▸ Exercise task: Search the material for the string "JSON" and copy each line where it occurs.

BEGIN Material for this exercise

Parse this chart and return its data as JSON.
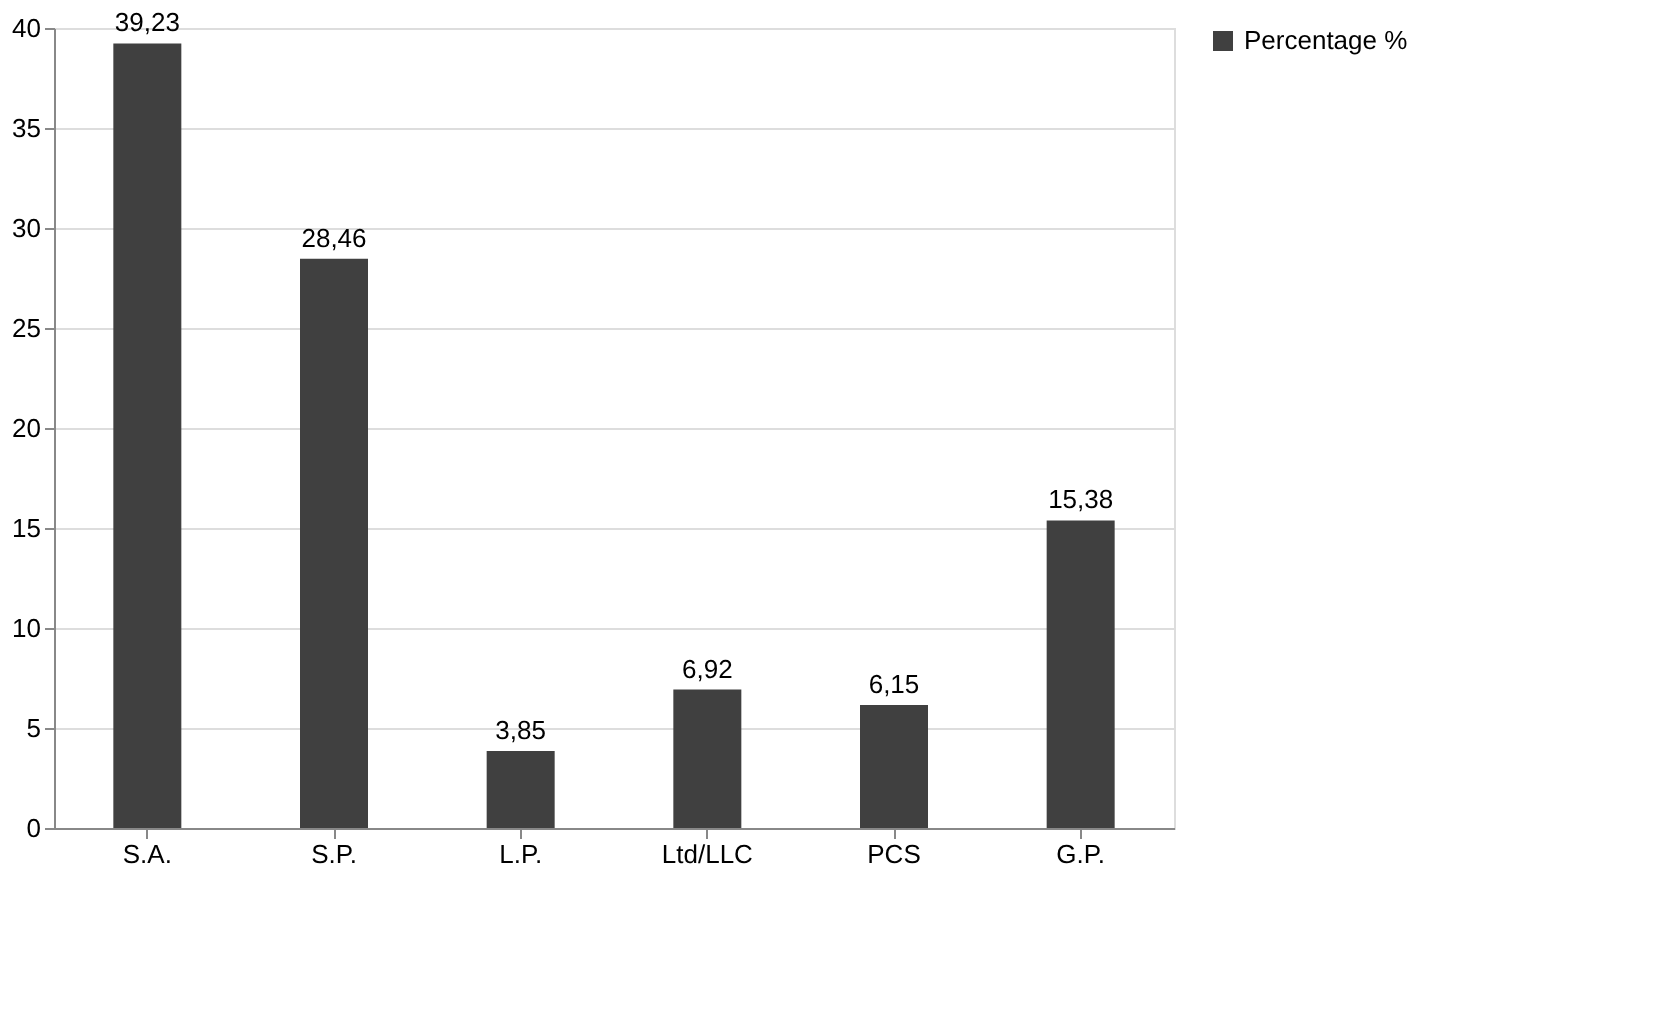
{
  "chart_data": {
    "type": "bar",
    "categories": [
      "S.A.",
      "S.P.",
      "L.P.",
      "Ltd/LLC",
      "PCS",
      "G.P."
    ],
    "series": [
      {
        "name": "Percentage %",
        "color": "#404040",
        "values": [
          39.23,
          28.46,
          3.85,
          6.92,
          6.15,
          15.38
        ],
        "value_labels": [
          "39,23",
          "28,46",
          "3,85",
          "6,92",
          "6,15",
          "15,38"
        ]
      }
    ],
    "ylim": [
      0,
      40
    ],
    "yticks": [
      0,
      5,
      10,
      15,
      20,
      25,
      30,
      35,
      40
    ],
    "grid": "y",
    "legend": "right"
  }
}
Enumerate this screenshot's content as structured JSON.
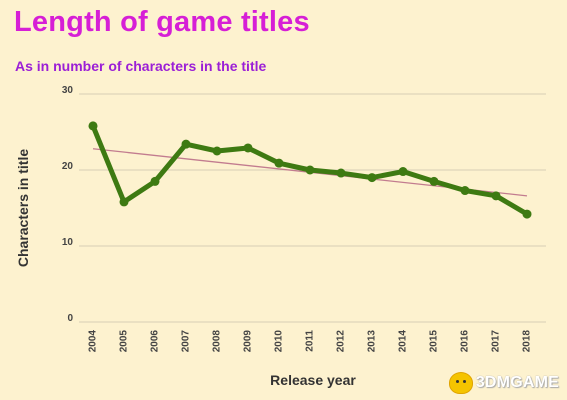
{
  "watermark": {
    "text": "3DMGAME",
    "icon": "mascot-logo-icon"
  },
  "chart_data": {
    "type": "line",
    "title": "Length of game titles",
    "subtitle": "As in number of characters in the title",
    "xlabel": "Release year",
    "ylabel": "Characters in title",
    "categories": [
      "2004",
      "2005",
      "2006",
      "2007",
      "2008",
      "2009",
      "2010",
      "2011",
      "2012",
      "2013",
      "2014",
      "2015",
      "2016",
      "2017",
      "2018"
    ],
    "series": [
      {
        "values": [
          25.8,
          15.8,
          18.5,
          23.4,
          22.5,
          22.9,
          20.9,
          20.0,
          19.6,
          19.0,
          19.8,
          18.5,
          17.3,
          16.6,
          14.2
        ],
        "color": "#3e7a12"
      }
    ],
    "trendline": {
      "type": "linear",
      "start": 22.8,
      "end": 16.6,
      "color": "#c27c8f"
    },
    "yticks": [
      "0",
      "10",
      "20",
      "30"
    ],
    "ylim": [
      0,
      30
    ],
    "grid": true,
    "legend": "none",
    "colors": {
      "background": "#fdf2cf",
      "title": "#d61fd6",
      "subtitle": "#9b1fd6",
      "gridline": "#d6ceb6",
      "axis_text": "#444444"
    }
  }
}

END Material for this exercise

▸ Response to the exercise:
Parse this chart and return its data as JSON.
Enumerate this screenshot's content as structured JSON.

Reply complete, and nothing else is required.